▶ STORED ROWS:
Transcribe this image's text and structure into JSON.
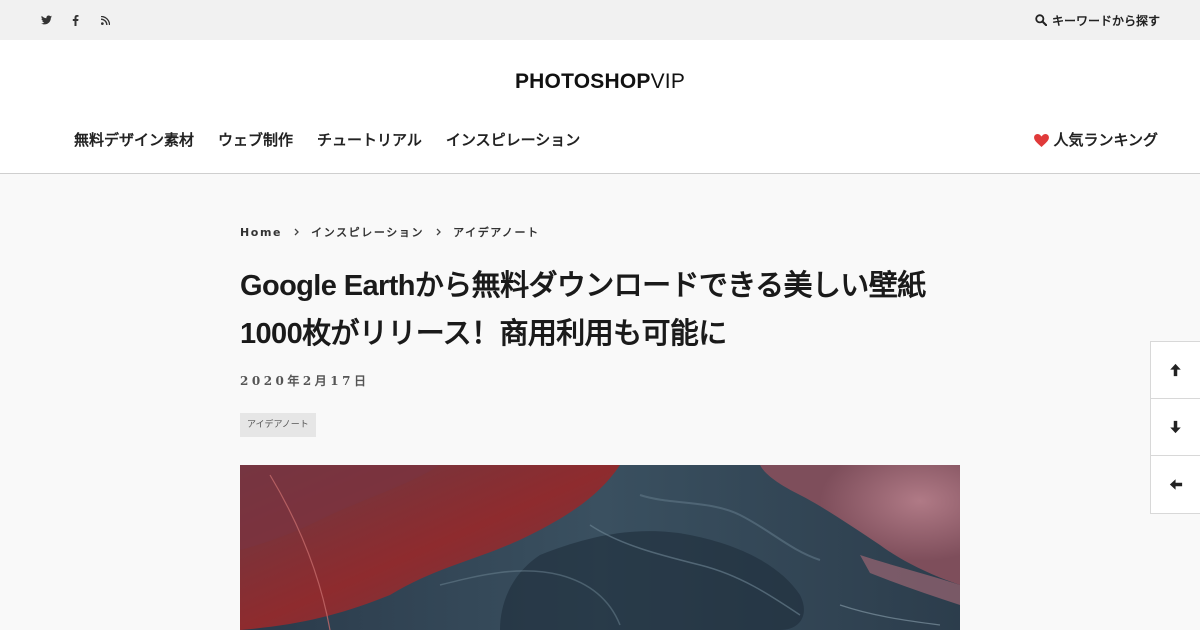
{
  "topbar": {
    "social": [
      {
        "name": "twitter-icon"
      },
      {
        "name": "facebook-icon"
      },
      {
        "name": "rss-icon"
      }
    ],
    "search_label": "キーワードから探す"
  },
  "header": {
    "logo_bold": "PHOTOSHOP",
    "logo_light": "VIP",
    "nav": [
      "無料デザイン素材",
      "ウェブ制作",
      "チュートリアル",
      "インスピレーション"
    ],
    "ranking_label": "人気ランキング"
  },
  "article": {
    "breadcrumb": [
      "Home",
      "インスピレーション",
      "アイデアノート"
    ],
    "title_line1": "Google Earthから無料ダウンロードできる美しい壁紙",
    "title_line2": "1000枚がリリース！商用利用も可能に",
    "date": "2020年2月17日",
    "tag": "アイデアノート"
  },
  "colors": {
    "accent_heart": "#e03a3a",
    "topbar_bg": "#f1f1f1",
    "page_bg": "#f9f9f9"
  },
  "side_buttons": [
    "arrow-up-icon",
    "arrow-down-icon",
    "arrow-left-icon"
  ]
}
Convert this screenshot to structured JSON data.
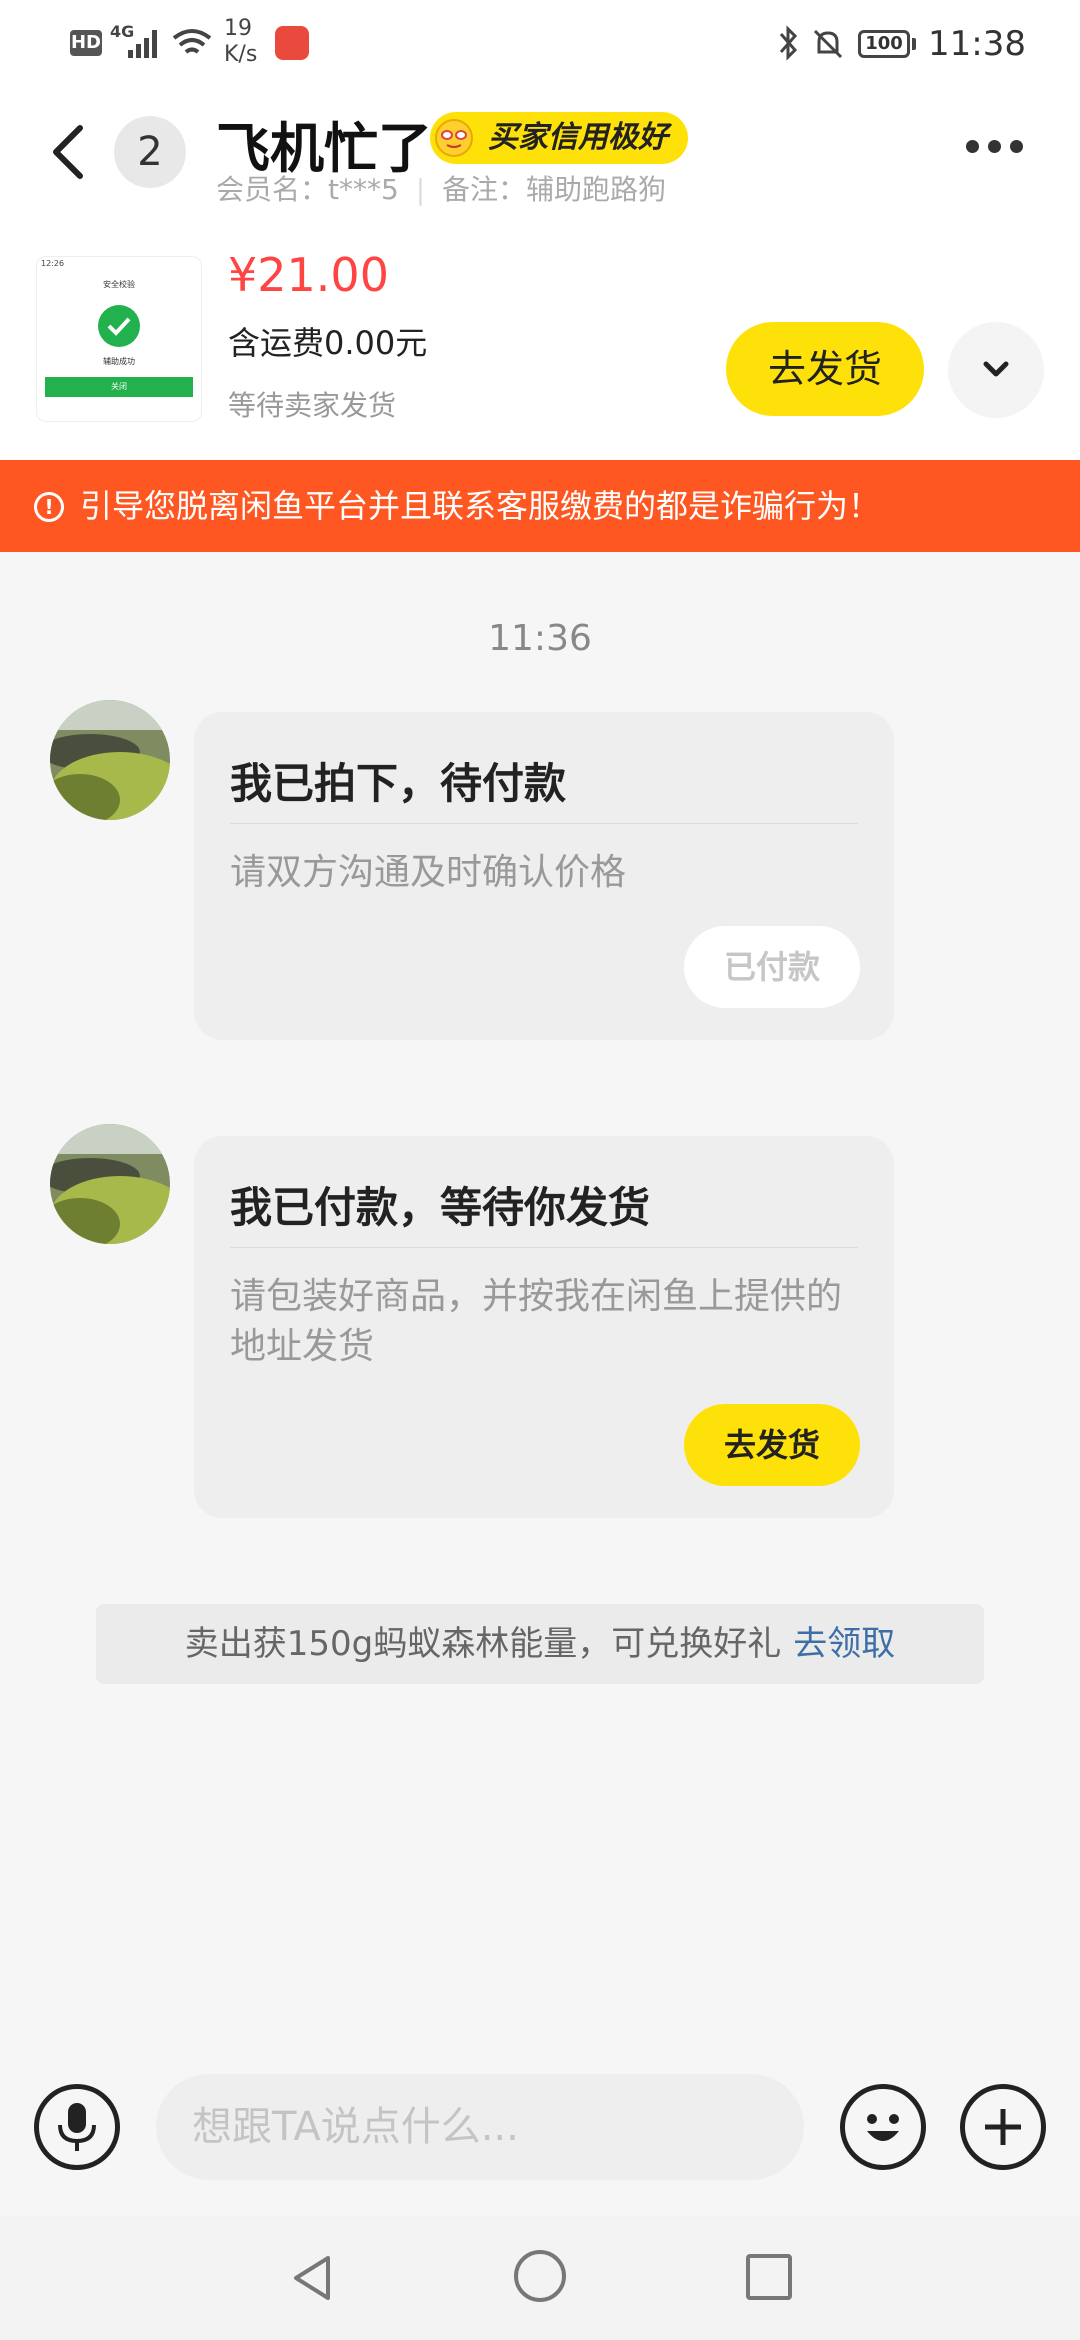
{
  "status_bar": {
    "hd": "HD",
    "network": "4G",
    "speed_value": "19",
    "speed_unit": "K/s",
    "battery": "100",
    "time": "11:38"
  },
  "header": {
    "unread_count": "2",
    "title": "飞机忙了",
    "credit_badge": "买家信用极好",
    "member_label": "会员名：t***5",
    "note_label": "备注：辅助跑路狗"
  },
  "order": {
    "thumb_time": "12:26",
    "thumb_title": "安全校验",
    "thumb_success": "辅助成功",
    "thumb_button": "关闭",
    "price": "¥21.00",
    "shipping": "含运费0.00元",
    "status": "等待卖家发货",
    "ship_button": "去发货"
  },
  "warning": {
    "text": "引导您脱离闲鱼平台并且联系客服缴费的都是诈骗行为！"
  },
  "chat": {
    "timestamp": "11:36",
    "messages": [
      {
        "title": "我已拍下，待付款",
        "body": "请双方沟通及时确认价格",
        "button": "已付款"
      },
      {
        "title": "我已付款，等待你发货",
        "body": "请包装好商品，并按我在闲鱼上提供的地址发货",
        "button": "去发货"
      }
    ],
    "promo_text": "卖出获150g蚂蚁森林能量，可兑换好礼",
    "promo_link": "去领取"
  },
  "input": {
    "placeholder": "想跟TA说点什么..."
  },
  "colors": {
    "accent_yellow": "#ffe10a",
    "warning_orange": "#ff5722",
    "price_red": "#ff4444",
    "link_blue": "#3d6fa6"
  },
  "icons": [
    "back-arrow-icon",
    "more-icon",
    "chevron-down-icon",
    "alert-icon",
    "mic-icon",
    "emoji-icon",
    "plus-icon"
  ]
}
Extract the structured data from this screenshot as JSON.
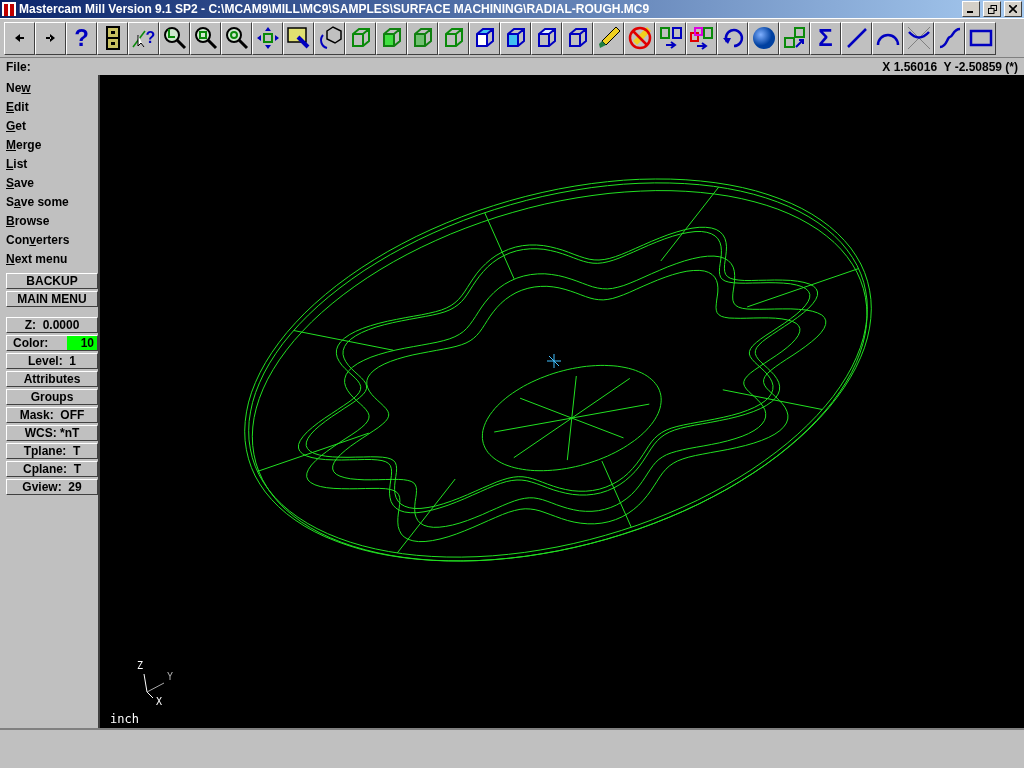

▶ THE EXERCISE: Return each line with "name".

▶ THE OUTPUT:
        "name": "twitter-icon"
        "name": "facebook-icon"
        "name": "rss-icon"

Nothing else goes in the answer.